Aim of the exercise => Print all the entries verbatim.
— begin Excerpted data —
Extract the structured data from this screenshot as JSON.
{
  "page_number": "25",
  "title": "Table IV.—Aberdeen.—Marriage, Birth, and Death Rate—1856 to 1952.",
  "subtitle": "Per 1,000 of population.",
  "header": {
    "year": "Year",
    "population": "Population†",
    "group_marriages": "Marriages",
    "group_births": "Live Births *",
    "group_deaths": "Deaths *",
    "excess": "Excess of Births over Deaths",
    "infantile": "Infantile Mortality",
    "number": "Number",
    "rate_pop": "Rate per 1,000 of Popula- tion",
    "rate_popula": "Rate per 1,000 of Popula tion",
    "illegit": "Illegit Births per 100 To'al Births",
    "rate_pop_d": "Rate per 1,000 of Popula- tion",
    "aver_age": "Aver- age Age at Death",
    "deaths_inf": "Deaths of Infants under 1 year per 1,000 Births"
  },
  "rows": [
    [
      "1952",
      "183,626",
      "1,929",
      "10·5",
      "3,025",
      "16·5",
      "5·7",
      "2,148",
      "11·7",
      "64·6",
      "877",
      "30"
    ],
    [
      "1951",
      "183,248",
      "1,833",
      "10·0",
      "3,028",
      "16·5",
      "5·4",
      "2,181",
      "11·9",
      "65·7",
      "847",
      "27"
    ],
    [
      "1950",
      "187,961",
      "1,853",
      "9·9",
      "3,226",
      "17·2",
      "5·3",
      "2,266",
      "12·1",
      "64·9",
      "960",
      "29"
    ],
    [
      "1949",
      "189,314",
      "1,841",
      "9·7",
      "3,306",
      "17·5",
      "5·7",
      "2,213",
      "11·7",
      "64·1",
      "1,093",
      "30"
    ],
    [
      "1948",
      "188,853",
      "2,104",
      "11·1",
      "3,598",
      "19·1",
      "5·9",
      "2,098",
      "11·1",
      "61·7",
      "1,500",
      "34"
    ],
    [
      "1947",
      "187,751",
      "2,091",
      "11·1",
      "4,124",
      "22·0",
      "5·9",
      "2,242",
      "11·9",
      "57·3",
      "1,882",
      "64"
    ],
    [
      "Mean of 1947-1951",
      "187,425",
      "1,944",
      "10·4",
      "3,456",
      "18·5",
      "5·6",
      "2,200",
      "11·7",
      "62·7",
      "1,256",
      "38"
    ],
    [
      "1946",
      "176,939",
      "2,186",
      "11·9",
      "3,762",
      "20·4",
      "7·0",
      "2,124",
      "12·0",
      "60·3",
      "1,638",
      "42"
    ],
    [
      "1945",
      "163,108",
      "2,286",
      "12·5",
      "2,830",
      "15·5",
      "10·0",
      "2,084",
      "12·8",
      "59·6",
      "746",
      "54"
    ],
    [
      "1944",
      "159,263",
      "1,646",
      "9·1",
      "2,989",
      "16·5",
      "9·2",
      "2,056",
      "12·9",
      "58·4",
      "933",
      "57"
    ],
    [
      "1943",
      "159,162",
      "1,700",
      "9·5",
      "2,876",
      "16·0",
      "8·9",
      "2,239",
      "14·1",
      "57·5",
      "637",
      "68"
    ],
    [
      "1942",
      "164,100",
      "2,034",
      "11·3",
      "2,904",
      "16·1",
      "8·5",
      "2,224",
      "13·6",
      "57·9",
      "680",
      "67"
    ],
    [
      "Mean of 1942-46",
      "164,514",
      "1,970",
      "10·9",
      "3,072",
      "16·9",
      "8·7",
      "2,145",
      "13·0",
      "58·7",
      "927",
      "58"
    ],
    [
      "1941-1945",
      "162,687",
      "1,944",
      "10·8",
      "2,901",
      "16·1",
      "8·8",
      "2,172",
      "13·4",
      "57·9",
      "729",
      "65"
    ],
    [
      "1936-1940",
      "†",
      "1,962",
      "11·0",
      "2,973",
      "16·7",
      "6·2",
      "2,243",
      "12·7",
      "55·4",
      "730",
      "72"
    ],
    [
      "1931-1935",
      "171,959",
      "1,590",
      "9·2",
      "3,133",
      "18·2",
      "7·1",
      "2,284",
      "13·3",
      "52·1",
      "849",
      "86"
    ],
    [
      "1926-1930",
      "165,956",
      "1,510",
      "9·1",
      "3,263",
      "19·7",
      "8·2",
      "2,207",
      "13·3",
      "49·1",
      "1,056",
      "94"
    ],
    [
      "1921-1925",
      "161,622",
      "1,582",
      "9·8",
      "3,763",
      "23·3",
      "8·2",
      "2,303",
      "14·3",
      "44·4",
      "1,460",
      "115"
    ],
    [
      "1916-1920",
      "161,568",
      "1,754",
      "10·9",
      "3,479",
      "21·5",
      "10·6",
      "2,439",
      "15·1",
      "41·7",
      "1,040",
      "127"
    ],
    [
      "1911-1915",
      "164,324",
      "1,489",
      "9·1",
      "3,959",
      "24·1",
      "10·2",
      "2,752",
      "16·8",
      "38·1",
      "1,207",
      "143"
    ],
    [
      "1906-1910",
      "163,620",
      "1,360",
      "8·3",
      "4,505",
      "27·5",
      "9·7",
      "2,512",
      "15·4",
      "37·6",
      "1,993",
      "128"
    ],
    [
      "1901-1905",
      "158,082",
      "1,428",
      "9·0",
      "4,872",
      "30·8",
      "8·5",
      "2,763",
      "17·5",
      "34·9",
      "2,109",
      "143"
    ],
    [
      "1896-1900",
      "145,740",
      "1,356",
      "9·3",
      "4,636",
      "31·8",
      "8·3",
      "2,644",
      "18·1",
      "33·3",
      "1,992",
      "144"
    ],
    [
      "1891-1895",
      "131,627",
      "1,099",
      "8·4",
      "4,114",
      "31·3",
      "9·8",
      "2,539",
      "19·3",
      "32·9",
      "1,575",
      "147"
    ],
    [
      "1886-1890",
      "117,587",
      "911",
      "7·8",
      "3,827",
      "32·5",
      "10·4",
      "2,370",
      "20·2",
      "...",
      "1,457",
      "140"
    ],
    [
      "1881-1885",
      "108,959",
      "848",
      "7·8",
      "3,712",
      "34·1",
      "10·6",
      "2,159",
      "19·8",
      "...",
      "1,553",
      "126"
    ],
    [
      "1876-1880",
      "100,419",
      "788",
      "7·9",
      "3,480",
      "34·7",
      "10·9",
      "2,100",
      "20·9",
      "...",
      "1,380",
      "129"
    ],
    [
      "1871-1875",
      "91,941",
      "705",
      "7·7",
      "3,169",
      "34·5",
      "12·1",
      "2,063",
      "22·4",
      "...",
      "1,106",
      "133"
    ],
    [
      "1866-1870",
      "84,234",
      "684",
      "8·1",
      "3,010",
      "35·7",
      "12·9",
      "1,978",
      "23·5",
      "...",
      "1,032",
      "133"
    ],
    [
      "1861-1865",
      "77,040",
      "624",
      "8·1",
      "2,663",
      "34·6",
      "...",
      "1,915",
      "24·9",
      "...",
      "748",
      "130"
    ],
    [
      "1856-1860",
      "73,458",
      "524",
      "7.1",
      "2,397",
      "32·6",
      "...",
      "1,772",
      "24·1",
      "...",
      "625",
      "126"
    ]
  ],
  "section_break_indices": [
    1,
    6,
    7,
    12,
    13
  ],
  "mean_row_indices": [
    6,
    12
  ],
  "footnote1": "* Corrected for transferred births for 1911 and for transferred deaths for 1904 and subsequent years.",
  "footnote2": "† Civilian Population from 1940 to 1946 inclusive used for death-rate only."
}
— end Excerpted data —
Solved exercise =>
Extract the structured data from this screenshot as JSON.
{
  "page_number": "25",
  "title": "Table IV.—Aberdeen.—Marriage, Birth, and Death Rate—1856 to 1952.",
  "subtitle": "Per 1,000 of population.",
  "header": {
    "year": "Year",
    "population": "Population†",
    "group_marriages": "Marriages",
    "group_births": "Live Births *",
    "group_deaths": "Deaths *",
    "excess": "Excess of Births over Deaths",
    "infantile": "Infantile Mortality",
    "number": "Number",
    "rate_pop": "Rate per 1,000 of Popula- tion",
    "rate_popula": "Rate per 1,000 of Popula tion",
    "illegit": "Illegit Births per 100 To'al Births",
    "rate_pop_d": "Rate per 1,000 of Popula- tion",
    "aver_age": "Aver- age Age at Death",
    "deaths_inf": "Deaths of Infants under 1 year per 1,000 Births"
  },
  "rows": [
    [
      "1952",
      "183,626",
      "1,929",
      "10·5",
      "3,025",
      "16·5",
      "5·7",
      "2,148",
      "11·7",
      "64·6",
      "877",
      "30"
    ],
    [
      "1951",
      "183,248",
      "1,833",
      "10·0",
      "3,028",
      "16·5",
      "5·4",
      "2,181",
      "11·9",
      "65·7",
      "847",
      "27"
    ],
    [
      "1950",
      "187,961",
      "1,853",
      "9·9",
      "3,226",
      "17·2",
      "5·3",
      "2,266",
      "12·1",
      "64·9",
      "960",
      "29"
    ],
    [
      "1949",
      "189,314",
      "1,841",
      "9·7",
      "3,306",
      "17·5",
      "5·7",
      "2,213",
      "11·7",
      "64·1",
      "1,093",
      "30"
    ],
    [
      "1948",
      "188,853",
      "2,104",
      "11·1",
      "3,598",
      "19·1",
      "5·9",
      "2,098",
      "11·1",
      "61·7",
      "1,500",
      "34"
    ],
    [
      "1947",
      "187,751",
      "2,091",
      "11·1",
      "4,124",
      "22·0",
      "5·9",
      "2,242",
      "11·9",
      "57·3",
      "1,882",
      "64"
    ],
    [
      "Mean of 1947-1951",
      "187,425",
      "1,944",
      "10·4",
      "3,456",
      "18·5",
      "5·6",
      "2,200",
      "11·7",
      "62·7",
      "1,256",
      "38"
    ],
    [
      "1946",
      "176,939",
      "2,186",
      "11·9",
      "3,762",
      "20·4",
      "7·0",
      "2,124",
      "12·0",
      "60·3",
      "1,638",
      "42"
    ],
    [
      "1945",
      "163,108",
      "2,286",
      "12·5",
      "2,830",
      "15·5",
      "10·0",
      "2,084",
      "12·8",
      "59·6",
      "746",
      "54"
    ],
    [
      "1944",
      "159,263",
      "1,646",
      "9·1",
      "2,989",
      "16·5",
      "9·2",
      "2,056",
      "12·9",
      "58·4",
      "933",
      "57"
    ],
    [
      "1943",
      "159,162",
      "1,700",
      "9·5",
      "2,876",
      "16·0",
      "8·9",
      "2,239",
      "14·1",
      "57·5",
      "637",
      "68"
    ],
    [
      "1942",
      "164,100",
      "2,034",
      "11·3",
      "2,904",
      "16·1",
      "8·5",
      "2,224",
      "13·6",
      "57·9",
      "680",
      "67"
    ],
    [
      "Mean of 1942-46",
      "164,514",
      "1,970",
      "10·9",
      "3,072",
      "16·9",
      "8·7",
      "2,145",
      "13·0",
      "58·7",
      "927",
      "58"
    ],
    [
      "1941-1945",
      "162,687",
      "1,944",
      "10·8",
      "2,901",
      "16·1",
      "8·8",
      "2,172",
      "13·4",
      "57·9",
      "729",
      "65"
    ],
    [
      "1936-1940",
      "†",
      "1,962",
      "11·0",
      "2,973",
      "16·7",
      "6·2",
      "2,243",
      "12·7",
      "55·4",
      "730",
      "72"
    ],
    [
      "1931-1935",
      "171,959",
      "1,590",
      "9·2",
      "3,133",
      "18·2",
      "7·1",
      "2,284",
      "13·3",
      "52·1",
      "849",
      "86"
    ],
    [
      "1926-1930",
      "165,956",
      "1,510",
      "9·1",
      "3,263",
      "19·7",
      "8·2",
      "2,207",
      "13·3",
      "49·1",
      "1,056",
      "94"
    ],
    [
      "1921-1925",
      "161,622",
      "1,582",
      "9·8",
      "3,763",
      "23·3",
      "8·2",
      "2,303",
      "14·3",
      "44·4",
      "1,460",
      "115"
    ],
    [
      "1916-1920",
      "161,568",
      "1,754",
      "10·9",
      "3,479",
      "21·5",
      "10·6",
      "2,439",
      "15·1",
      "41·7",
      "1,040",
      "127"
    ],
    [
      "1911-1915",
      "164,324",
      "1,489",
      "9·1",
      "3,959",
      "24·1",
      "10·2",
      "2,752",
      "16·8",
      "38·1",
      "1,207",
      "143"
    ],
    [
      "1906-1910",
      "163,620",
      "1,360",
      "8·3",
      "4,505",
      "27·5",
      "9·7",
      "2,512",
      "15·4",
      "37·6",
      "1,993",
      "128"
    ],
    [
      "1901-1905",
      "158,082",
      "1,428",
      "9·0",
      "4,872",
      "30·8",
      "8·5",
      "2,763",
      "17·5",
      "34·9",
      "2,109",
      "143"
    ],
    [
      "1896-1900",
      "145,740",
      "1,356",
      "9·3",
      "4,636",
      "31·8",
      "8·3",
      "2,644",
      "18·1",
      "33·3",
      "1,992",
      "144"
    ],
    [
      "1891-1895",
      "131,627",
      "1,099",
      "8·4",
      "4,114",
      "31·3",
      "9·8",
      "2,539",
      "19·3",
      "32·9",
      "1,575",
      "147"
    ],
    [
      "1886-1890",
      "117,587",
      "911",
      "7·8",
      "3,827",
      "32·5",
      "10·4",
      "2,370",
      "20·2",
      "...",
      "1,457",
      "140"
    ],
    [
      "1881-1885",
      "108,959",
      "848",
      "7·8",
      "3,712",
      "34·1",
      "10·6",
      "2,159",
      "19·8",
      "...",
      "1,553",
      "126"
    ],
    [
      "1876-1880",
      "100,419",
      "788",
      "7·9",
      "3,480",
      "34·7",
      "10·9",
      "2,100",
      "20·9",
      "...",
      "1,380",
      "129"
    ],
    [
      "1871-1875",
      "91,941",
      "705",
      "7·7",
      "3,169",
      "34·5",
      "12·1",
      "2,063",
      "22·4",
      "...",
      "1,106",
      "133"
    ],
    [
      "1866-1870",
      "84,234",
      "684",
      "8·1",
      "3,010",
      "35·7",
      "12·9",
      "1,978",
      "23·5",
      "...",
      "1,032",
      "133"
    ],
    [
      "1861-1865",
      "77,040",
      "624",
      "8·1",
      "2,663",
      "34·6",
      "...",
      "1,915",
      "24·9",
      "...",
      "748",
      "130"
    ],
    [
      "1856-1860",
      "73,458",
      "524",
      "7.1",
      "2,397",
      "32·6",
      "...",
      "1,772",
      "24·1",
      "...",
      "625",
      "126"
    ]
  ],
  "section_break_indices": [
    1,
    6,
    7,
    12,
    13
  ],
  "mean_row_indices": [
    6,
    12
  ],
  "footnote1": "* Corrected for transferred births for 1911 and for transferred deaths for 1904 and subsequent years.",
  "footnote2": "† Civilian Population from 1940 to 1946 inclusive used for death-rate only."
}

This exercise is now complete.